*Items*.
start

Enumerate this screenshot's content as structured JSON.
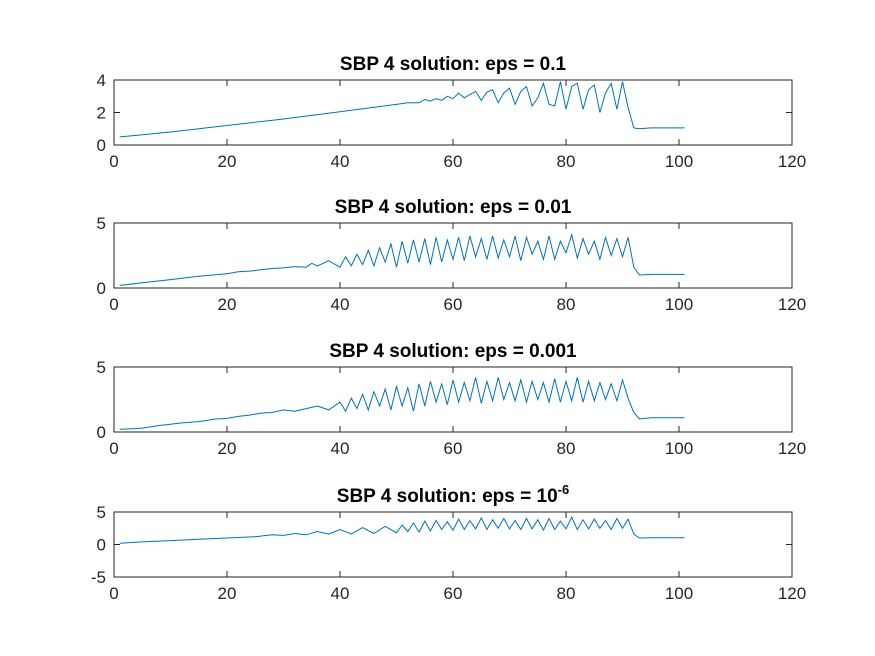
{
  "chart_data": [
    {
      "type": "line",
      "title": "SBP 4 solution: eps = 0.1",
      "title_parts": [
        "SBP 4 solution: eps = 0.1"
      ],
      "title_sup": "",
      "xlim": [
        0,
        120
      ],
      "ylim": [
        0,
        4
      ],
      "xticks": [
        0,
        20,
        40,
        60,
        80,
        100,
        120
      ],
      "yticks": [
        0,
        2,
        4
      ],
      "xtick_labels": [
        "0",
        "20",
        "40",
        "60",
        "80",
        "100",
        "120"
      ],
      "ytick_labels": [
        "0",
        "2",
        "4"
      ],
      "series": [
        {
          "color": "#0072bd",
          "x": [
            1,
            10,
            20,
            30,
            40,
            50,
            52,
            54,
            55,
            56,
            57,
            58,
            59,
            60,
            61,
            62,
            63,
            64,
            65,
            66,
            67,
            68,
            69,
            70,
            71,
            72,
            73,
            74,
            75,
            76,
            77,
            78,
            79,
            80,
            81,
            82,
            83,
            84,
            85,
            86,
            87,
            88,
            89,
            90,
            91,
            92,
            93,
            95,
            101
          ],
          "y": [
            0.5,
            0.8,
            1.2,
            1.6,
            2.05,
            2.5,
            2.6,
            2.6,
            2.8,
            2.7,
            2.85,
            2.75,
            3.0,
            2.85,
            3.2,
            2.9,
            3.1,
            3.3,
            2.75,
            3.25,
            3.4,
            2.6,
            3.2,
            3.5,
            2.5,
            3.3,
            3.6,
            2.4,
            2.9,
            3.8,
            2.5,
            2.4,
            3.9,
            2.2,
            3.6,
            3.8,
            2.2,
            3.4,
            3.7,
            2.0,
            3.2,
            3.8,
            2.2,
            3.9,
            2.3,
            1.05,
            1.0,
            1.05,
            1.05
          ]
        }
      ]
    },
    {
      "type": "line",
      "title": "SBP 4 solution: eps = 0.01",
      "title_parts": [
        "SBP 4 solution: eps = 0.01"
      ],
      "title_sup": "",
      "xlim": [
        0,
        120
      ],
      "ylim": [
        0,
        5
      ],
      "xticks": [
        0,
        20,
        40,
        60,
        80,
        100,
        120
      ],
      "yticks": [
        0,
        5
      ],
      "xtick_labels": [
        "0",
        "20",
        "40",
        "60",
        "80",
        "100",
        "120"
      ],
      "ytick_labels": [
        "0",
        "5"
      ],
      "series": [
        {
          "color": "#0072bd",
          "x": [
            1,
            5,
            10,
            15,
            20,
            22,
            24,
            26,
            28,
            30,
            32,
            34,
            35,
            36,
            38,
            40,
            41,
            42,
            43,
            44,
            45,
            46,
            47,
            48,
            49,
            50,
            51,
            52,
            53,
            54,
            55,
            56,
            57,
            58,
            59,
            60,
            61,
            62,
            63,
            64,
            65,
            66,
            67,
            68,
            69,
            70,
            71,
            72,
            73,
            74,
            75,
            76,
            77,
            78,
            79,
            80,
            81,
            82,
            83,
            84,
            85,
            86,
            87,
            88,
            89,
            90,
            91,
            92,
            93,
            95,
            101
          ],
          "y": [
            0.2,
            0.4,
            0.65,
            0.9,
            1.1,
            1.25,
            1.3,
            1.4,
            1.5,
            1.55,
            1.65,
            1.6,
            1.9,
            1.7,
            2.1,
            1.6,
            2.4,
            1.7,
            2.6,
            1.8,
            2.9,
            1.7,
            3.1,
            2.0,
            3.4,
            1.6,
            3.6,
            1.9,
            3.7,
            2.0,
            3.8,
            1.8,
            3.9,
            2.0,
            3.7,
            2.2,
            3.9,
            2.1,
            4.0,
            2.4,
            3.8,
            2.2,
            4.0,
            2.3,
            3.7,
            2.4,
            4.0,
            2.1,
            3.9,
            2.6,
            3.6,
            2.2,
            4.0,
            2.2,
            3.6,
            2.7,
            4.1,
            2.3,
            3.8,
            2.6,
            3.6,
            2.2,
            3.9,
            2.5,
            3.8,
            2.4,
            3.9,
            1.6,
            1.0,
            1.05,
            1.05
          ]
        }
      ]
    },
    {
      "type": "line",
      "title": "SBP 4 solution: eps = 0.001",
      "title_parts": [
        "SBP 4 solution: eps = 0.001"
      ],
      "title_sup": "",
      "xlim": [
        0,
        120
      ],
      "ylim": [
        0,
        5
      ],
      "xticks": [
        0,
        20,
        40,
        60,
        80,
        100,
        120
      ],
      "yticks": [
        0,
        5
      ],
      "xtick_labels": [
        "0",
        "20",
        "40",
        "60",
        "80",
        "100",
        "120"
      ],
      "ytick_labels": [
        "0",
        "5"
      ],
      "series": [
        {
          "color": "#0072bd",
          "x": [
            1,
            5,
            8,
            10,
            12,
            15,
            18,
            20,
            22,
            24,
            26,
            28,
            30,
            32,
            34,
            36,
            38,
            40,
            41,
            42,
            43,
            44,
            45,
            46,
            47,
            48,
            49,
            50,
            51,
            52,
            53,
            54,
            55,
            56,
            57,
            58,
            59,
            60,
            61,
            62,
            63,
            64,
            65,
            66,
            67,
            68,
            69,
            70,
            71,
            72,
            73,
            74,
            75,
            76,
            77,
            78,
            79,
            80,
            81,
            82,
            83,
            84,
            85,
            86,
            87,
            88,
            89,
            90,
            91,
            92,
            93,
            95,
            101
          ],
          "y": [
            0.2,
            0.3,
            0.5,
            0.6,
            0.7,
            0.8,
            1.0,
            1.05,
            1.2,
            1.3,
            1.45,
            1.5,
            1.7,
            1.6,
            1.8,
            2.0,
            1.7,
            2.3,
            1.6,
            2.6,
            1.8,
            2.9,
            1.7,
            3.1,
            2.0,
            3.3,
            1.7,
            3.5,
            2.0,
            3.4,
            1.6,
            3.7,
            2.0,
            3.9,
            2.3,
            3.7,
            2.1,
            4.0,
            2.3,
            3.8,
            2.4,
            4.2,
            2.2,
            3.9,
            2.4,
            4.2,
            2.5,
            3.8,
            2.4,
            4.0,
            2.3,
            3.9,
            2.5,
            3.8,
            2.3,
            4.1,
            2.3,
            3.9,
            2.4,
            4.2,
            2.3,
            3.9,
            2.4,
            3.8,
            2.5,
            3.7,
            2.4,
            4.0,
            2.6,
            1.5,
            1.0,
            1.1,
            1.1
          ]
        }
      ]
    },
    {
      "type": "line",
      "title": "SBP 4 solution: eps = 10^-6",
      "title_parts": [
        "SBP 4 solution: eps = 10"
      ],
      "title_sup": "-6",
      "xlim": [
        0,
        120
      ],
      "ylim": [
        -5,
        5
      ],
      "xticks": [
        0,
        20,
        40,
        60,
        80,
        100,
        120
      ],
      "yticks": [
        -5,
        0,
        5
      ],
      "xtick_labels": [
        "0",
        "20",
        "40",
        "60",
        "80",
        "100",
        "120"
      ],
      "ytick_labels": [
        "-5",
        "0",
        "5"
      ],
      "series": [
        {
          "color": "#0072bd",
          "x": [
            1,
            5,
            10,
            15,
            20,
            25,
            28,
            30,
            32,
            34,
            36,
            38,
            40,
            42,
            44,
            46,
            48,
            50,
            51,
            52,
            53,
            54,
            55,
            56,
            57,
            58,
            59,
            60,
            61,
            62,
            63,
            64,
            65,
            66,
            67,
            68,
            69,
            70,
            71,
            72,
            73,
            74,
            75,
            76,
            77,
            78,
            79,
            80,
            81,
            82,
            83,
            84,
            85,
            86,
            87,
            88,
            89,
            90,
            91,
            92,
            93,
            95,
            101
          ],
          "y": [
            0.2,
            0.4,
            0.6,
            0.8,
            1.0,
            1.2,
            1.5,
            1.4,
            1.7,
            1.5,
            2.0,
            1.6,
            2.3,
            1.6,
            2.6,
            1.7,
            2.8,
            1.8,
            3.0,
            2.0,
            3.3,
            1.9,
            3.6,
            2.1,
            3.7,
            2.3,
            3.5,
            2.2,
            3.9,
            2.3,
            3.7,
            2.4,
            4.1,
            2.3,
            3.8,
            2.5,
            4.0,
            2.4,
            3.7,
            2.3,
            4.0,
            2.4,
            3.8,
            2.2,
            4.0,
            2.3,
            3.6,
            2.4,
            4.2,
            2.3,
            3.8,
            2.4,
            3.9,
            2.5,
            3.7,
            2.3,
            4.0,
            2.5,
            3.9,
            1.6,
            1.0,
            1.05,
            1.05
          ]
        }
      ]
    }
  ]
}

end

*What needs to be done*.
Pull out every line containing "solution".

*Answer below*.
      "title": "SBP 4 solution: eps = 0.1",
        "SBP 4 solution: eps = 0.1"
      "title": "SBP 4 solution: eps = 0.01",
        "SBP 4 solution: eps = 0.01"
      "title": "SBP 4 solution: eps = 0.001",
        "SBP 4 solution: eps = 0.001"
      "title": "SBP 4 solution: eps = 10^-6",
        "SBP 4 solution: eps = 10"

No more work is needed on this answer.